-- start of EXTRACTED INFORMATION --

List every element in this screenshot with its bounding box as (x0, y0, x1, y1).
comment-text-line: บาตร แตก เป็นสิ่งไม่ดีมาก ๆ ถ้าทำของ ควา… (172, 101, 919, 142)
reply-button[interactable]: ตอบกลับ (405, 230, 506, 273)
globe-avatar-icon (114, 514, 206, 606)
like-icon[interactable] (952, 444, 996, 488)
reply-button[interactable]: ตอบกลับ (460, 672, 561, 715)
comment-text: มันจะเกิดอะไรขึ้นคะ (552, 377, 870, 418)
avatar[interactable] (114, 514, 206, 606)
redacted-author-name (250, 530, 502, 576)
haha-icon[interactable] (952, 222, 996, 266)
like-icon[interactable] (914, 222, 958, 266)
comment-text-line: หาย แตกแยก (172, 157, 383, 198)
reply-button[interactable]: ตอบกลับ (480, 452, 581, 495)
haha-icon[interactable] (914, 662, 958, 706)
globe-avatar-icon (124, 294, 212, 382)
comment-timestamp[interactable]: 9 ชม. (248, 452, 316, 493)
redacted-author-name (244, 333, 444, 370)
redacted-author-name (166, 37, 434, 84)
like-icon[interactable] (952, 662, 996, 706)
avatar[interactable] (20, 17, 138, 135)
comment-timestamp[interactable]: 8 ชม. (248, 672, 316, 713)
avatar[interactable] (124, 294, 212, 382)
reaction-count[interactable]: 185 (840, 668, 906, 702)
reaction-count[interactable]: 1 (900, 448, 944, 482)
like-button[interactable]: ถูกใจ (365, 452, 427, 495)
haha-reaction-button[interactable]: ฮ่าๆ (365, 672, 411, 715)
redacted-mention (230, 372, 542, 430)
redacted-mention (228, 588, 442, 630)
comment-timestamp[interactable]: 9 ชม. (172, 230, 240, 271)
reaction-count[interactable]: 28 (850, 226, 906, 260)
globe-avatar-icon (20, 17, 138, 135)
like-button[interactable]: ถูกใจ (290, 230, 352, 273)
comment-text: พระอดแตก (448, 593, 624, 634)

-- end of EXTRACTED INFORMATION --

Pull out every row above that contains the string "mention", copying each one in full.

## SOLVED PROBLEM
redacted-mention (230, 372, 542, 430)
redacted-mention (228, 588, 442, 630)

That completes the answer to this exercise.